- Set task
Where a line in the listing below contains the word "left", copy that line.

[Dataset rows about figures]

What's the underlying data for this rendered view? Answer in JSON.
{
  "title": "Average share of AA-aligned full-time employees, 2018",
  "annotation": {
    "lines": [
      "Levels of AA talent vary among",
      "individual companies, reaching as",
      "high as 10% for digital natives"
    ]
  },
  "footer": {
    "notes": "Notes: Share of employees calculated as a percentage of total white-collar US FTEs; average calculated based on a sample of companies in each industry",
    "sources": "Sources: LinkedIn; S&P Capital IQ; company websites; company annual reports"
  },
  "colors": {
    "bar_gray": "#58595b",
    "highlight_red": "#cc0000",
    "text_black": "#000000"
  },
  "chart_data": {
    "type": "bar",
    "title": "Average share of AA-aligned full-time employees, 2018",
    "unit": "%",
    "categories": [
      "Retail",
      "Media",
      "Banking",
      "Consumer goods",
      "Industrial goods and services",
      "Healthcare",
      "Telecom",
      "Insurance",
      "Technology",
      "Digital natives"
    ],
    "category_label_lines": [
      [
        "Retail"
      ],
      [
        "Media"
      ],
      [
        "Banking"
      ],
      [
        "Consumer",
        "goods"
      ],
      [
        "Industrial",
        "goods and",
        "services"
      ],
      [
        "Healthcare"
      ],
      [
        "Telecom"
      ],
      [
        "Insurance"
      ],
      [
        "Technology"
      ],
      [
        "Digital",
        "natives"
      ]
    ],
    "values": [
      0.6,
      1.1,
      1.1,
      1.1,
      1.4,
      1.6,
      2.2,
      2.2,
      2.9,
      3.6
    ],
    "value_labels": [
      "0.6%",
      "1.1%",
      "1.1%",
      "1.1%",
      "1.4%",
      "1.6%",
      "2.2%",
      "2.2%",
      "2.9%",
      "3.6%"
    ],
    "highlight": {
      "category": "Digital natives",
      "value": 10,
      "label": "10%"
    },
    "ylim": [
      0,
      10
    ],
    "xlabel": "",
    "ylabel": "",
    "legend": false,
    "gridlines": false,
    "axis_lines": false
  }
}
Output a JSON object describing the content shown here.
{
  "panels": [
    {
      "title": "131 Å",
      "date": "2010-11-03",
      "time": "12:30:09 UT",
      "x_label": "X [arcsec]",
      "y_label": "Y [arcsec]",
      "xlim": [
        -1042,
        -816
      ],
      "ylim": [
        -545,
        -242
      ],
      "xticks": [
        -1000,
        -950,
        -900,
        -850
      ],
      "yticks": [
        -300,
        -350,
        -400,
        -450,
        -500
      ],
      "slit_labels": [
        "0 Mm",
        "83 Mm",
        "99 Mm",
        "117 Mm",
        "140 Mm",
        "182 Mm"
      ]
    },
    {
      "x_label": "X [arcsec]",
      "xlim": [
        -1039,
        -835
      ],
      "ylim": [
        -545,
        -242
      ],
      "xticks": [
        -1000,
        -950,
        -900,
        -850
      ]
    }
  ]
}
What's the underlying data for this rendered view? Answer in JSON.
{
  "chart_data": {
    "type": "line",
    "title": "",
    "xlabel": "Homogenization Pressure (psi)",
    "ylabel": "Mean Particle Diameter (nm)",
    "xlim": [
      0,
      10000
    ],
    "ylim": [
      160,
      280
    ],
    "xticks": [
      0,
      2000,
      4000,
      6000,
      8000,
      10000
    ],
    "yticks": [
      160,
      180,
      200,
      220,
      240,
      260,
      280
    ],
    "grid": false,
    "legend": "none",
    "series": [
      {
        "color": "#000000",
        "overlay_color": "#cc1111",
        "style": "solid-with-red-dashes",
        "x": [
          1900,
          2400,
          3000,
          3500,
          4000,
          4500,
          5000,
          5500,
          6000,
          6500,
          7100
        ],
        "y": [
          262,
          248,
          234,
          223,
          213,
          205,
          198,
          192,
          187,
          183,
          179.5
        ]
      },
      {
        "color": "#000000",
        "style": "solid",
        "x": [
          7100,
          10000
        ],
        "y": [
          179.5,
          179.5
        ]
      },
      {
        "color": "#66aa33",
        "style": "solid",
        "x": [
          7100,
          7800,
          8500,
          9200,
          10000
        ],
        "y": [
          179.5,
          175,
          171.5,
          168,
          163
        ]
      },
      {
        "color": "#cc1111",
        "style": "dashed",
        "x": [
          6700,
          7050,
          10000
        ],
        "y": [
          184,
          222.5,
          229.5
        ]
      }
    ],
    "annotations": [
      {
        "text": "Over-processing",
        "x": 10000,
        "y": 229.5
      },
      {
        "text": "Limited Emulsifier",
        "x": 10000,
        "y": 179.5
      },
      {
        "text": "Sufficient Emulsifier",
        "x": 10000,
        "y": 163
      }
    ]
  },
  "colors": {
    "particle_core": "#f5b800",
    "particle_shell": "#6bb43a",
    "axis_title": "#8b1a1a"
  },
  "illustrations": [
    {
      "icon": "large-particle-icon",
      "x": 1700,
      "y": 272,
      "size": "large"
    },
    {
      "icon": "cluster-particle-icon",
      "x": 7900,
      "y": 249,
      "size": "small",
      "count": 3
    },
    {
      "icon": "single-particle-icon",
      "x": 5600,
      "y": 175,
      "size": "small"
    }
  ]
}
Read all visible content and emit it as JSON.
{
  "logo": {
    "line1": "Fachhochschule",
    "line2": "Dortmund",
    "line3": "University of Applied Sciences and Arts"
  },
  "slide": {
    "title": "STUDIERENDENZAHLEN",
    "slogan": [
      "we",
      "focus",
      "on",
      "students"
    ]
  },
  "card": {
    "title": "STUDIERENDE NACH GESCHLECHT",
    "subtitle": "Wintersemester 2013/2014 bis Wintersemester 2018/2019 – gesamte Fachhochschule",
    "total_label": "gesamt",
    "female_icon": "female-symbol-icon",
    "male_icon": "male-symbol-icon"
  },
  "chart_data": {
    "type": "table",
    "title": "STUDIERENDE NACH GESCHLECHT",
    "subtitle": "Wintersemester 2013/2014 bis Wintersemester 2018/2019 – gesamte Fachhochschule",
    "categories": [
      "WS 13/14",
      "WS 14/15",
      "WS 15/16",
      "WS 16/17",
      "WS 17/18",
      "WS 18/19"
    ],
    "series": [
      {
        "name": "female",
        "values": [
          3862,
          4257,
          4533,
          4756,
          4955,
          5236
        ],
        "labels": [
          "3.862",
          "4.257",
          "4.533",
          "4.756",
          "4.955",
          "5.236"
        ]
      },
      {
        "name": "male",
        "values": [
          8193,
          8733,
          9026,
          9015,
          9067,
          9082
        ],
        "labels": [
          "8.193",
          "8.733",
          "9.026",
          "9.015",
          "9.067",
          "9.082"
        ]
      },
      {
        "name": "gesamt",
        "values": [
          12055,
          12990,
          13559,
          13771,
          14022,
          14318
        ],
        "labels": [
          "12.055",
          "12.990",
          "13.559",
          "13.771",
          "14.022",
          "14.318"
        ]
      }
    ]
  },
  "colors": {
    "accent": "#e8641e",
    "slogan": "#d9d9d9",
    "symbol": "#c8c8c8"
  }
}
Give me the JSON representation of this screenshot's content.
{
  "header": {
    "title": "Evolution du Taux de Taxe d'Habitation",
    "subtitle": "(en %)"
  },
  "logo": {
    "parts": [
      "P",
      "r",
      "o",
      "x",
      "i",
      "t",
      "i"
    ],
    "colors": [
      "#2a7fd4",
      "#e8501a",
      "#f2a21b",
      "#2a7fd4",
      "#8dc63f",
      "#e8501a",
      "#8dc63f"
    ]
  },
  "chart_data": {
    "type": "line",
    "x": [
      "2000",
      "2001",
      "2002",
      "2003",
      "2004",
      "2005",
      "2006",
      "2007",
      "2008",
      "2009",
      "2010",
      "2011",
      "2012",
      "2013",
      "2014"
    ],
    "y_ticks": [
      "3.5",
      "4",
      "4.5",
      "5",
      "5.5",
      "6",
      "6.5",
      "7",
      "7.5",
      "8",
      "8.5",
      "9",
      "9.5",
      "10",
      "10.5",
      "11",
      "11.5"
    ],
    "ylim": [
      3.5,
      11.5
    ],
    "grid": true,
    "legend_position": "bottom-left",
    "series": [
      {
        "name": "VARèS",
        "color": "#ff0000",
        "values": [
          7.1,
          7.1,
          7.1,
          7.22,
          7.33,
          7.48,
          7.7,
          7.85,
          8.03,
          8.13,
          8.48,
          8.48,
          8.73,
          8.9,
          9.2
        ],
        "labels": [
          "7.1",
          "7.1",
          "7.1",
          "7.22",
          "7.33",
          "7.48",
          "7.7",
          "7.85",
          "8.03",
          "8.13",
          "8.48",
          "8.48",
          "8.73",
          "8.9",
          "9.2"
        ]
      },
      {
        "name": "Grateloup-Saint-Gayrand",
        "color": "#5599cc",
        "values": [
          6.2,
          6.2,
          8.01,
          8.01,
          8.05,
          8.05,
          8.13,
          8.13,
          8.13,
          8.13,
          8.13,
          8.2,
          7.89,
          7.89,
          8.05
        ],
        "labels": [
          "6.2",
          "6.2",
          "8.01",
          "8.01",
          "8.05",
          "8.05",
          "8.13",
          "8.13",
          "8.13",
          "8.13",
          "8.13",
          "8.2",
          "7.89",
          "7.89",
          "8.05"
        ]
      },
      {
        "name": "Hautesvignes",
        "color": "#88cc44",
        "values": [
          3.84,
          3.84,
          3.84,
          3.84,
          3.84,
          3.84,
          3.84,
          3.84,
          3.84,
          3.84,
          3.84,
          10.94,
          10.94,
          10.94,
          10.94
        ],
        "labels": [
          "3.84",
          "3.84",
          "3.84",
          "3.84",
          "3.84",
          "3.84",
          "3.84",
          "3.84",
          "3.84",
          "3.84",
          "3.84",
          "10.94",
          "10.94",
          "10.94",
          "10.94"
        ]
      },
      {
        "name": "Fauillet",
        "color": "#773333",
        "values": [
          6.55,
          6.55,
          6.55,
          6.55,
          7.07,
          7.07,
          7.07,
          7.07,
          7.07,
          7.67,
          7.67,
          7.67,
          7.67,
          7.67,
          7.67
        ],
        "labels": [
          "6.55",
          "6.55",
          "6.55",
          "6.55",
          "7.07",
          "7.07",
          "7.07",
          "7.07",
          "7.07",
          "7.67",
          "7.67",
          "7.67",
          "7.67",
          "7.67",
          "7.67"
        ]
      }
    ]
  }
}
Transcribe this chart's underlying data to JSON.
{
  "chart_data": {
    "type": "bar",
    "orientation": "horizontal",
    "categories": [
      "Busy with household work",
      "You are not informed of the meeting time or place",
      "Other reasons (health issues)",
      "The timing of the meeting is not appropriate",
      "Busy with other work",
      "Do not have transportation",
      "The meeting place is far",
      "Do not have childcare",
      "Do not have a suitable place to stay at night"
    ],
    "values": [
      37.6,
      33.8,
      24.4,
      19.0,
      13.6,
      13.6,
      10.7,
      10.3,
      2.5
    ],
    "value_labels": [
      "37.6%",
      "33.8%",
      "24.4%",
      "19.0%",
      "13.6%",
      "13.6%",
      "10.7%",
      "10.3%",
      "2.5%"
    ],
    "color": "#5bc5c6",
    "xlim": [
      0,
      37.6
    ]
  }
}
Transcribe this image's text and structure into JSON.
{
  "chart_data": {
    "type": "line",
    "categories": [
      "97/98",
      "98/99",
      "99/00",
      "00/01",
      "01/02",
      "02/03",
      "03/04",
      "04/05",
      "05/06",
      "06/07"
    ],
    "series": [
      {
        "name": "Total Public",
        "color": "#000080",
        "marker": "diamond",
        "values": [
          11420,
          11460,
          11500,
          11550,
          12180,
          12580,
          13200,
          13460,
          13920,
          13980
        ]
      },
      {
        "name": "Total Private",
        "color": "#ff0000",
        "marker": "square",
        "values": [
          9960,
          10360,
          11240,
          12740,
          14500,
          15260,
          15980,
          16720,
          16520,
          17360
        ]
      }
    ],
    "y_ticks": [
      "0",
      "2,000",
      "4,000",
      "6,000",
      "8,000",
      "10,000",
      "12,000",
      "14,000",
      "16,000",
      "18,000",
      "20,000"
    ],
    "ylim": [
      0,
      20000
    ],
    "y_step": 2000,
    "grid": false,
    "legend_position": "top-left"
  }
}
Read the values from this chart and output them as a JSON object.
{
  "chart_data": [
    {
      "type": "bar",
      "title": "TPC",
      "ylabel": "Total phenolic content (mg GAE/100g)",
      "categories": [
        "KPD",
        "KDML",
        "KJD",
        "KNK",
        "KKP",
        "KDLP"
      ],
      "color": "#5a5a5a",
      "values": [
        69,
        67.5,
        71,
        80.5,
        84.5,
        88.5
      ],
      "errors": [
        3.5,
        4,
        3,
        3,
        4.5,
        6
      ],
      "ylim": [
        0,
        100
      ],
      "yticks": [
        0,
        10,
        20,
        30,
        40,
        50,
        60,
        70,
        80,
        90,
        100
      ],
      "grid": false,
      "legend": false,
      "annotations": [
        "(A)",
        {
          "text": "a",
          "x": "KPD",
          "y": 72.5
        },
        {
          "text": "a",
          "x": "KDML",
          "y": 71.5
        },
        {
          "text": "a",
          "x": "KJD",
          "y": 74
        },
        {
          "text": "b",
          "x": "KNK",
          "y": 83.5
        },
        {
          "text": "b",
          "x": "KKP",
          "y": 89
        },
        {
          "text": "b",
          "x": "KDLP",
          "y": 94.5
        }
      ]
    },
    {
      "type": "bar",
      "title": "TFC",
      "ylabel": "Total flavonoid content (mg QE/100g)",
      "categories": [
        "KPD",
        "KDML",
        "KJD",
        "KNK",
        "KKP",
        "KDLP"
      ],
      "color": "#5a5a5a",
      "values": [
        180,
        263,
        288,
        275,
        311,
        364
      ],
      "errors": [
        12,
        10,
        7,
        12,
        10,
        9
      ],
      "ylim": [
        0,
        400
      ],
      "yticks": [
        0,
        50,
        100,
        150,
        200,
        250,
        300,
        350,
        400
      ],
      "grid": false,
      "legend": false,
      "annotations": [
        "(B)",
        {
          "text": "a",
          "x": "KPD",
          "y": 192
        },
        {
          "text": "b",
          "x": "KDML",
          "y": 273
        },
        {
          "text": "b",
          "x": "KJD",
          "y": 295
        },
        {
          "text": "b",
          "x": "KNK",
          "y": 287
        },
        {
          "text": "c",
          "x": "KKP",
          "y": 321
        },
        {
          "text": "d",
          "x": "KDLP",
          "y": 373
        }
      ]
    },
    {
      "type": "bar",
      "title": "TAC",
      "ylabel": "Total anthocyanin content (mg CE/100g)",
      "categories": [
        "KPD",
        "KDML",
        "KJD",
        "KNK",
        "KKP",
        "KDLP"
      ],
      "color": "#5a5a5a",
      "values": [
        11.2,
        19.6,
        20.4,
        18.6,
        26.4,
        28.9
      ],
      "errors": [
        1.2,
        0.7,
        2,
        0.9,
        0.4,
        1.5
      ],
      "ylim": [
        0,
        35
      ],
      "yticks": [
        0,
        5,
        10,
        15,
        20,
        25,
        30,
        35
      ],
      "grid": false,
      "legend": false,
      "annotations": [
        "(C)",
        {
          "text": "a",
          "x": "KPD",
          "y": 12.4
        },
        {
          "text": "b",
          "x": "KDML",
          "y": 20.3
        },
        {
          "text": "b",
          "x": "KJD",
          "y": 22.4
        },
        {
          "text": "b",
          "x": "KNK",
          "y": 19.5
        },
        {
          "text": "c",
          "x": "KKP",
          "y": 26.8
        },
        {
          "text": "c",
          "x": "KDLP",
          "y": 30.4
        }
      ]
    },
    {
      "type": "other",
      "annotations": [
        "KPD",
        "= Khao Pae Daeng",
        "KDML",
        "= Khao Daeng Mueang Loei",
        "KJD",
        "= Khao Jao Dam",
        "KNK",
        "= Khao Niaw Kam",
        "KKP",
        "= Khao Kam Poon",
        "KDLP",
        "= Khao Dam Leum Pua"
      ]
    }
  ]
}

- Complete answer
    "legend_position": "bottom-left",
    "legend_position": "top-left"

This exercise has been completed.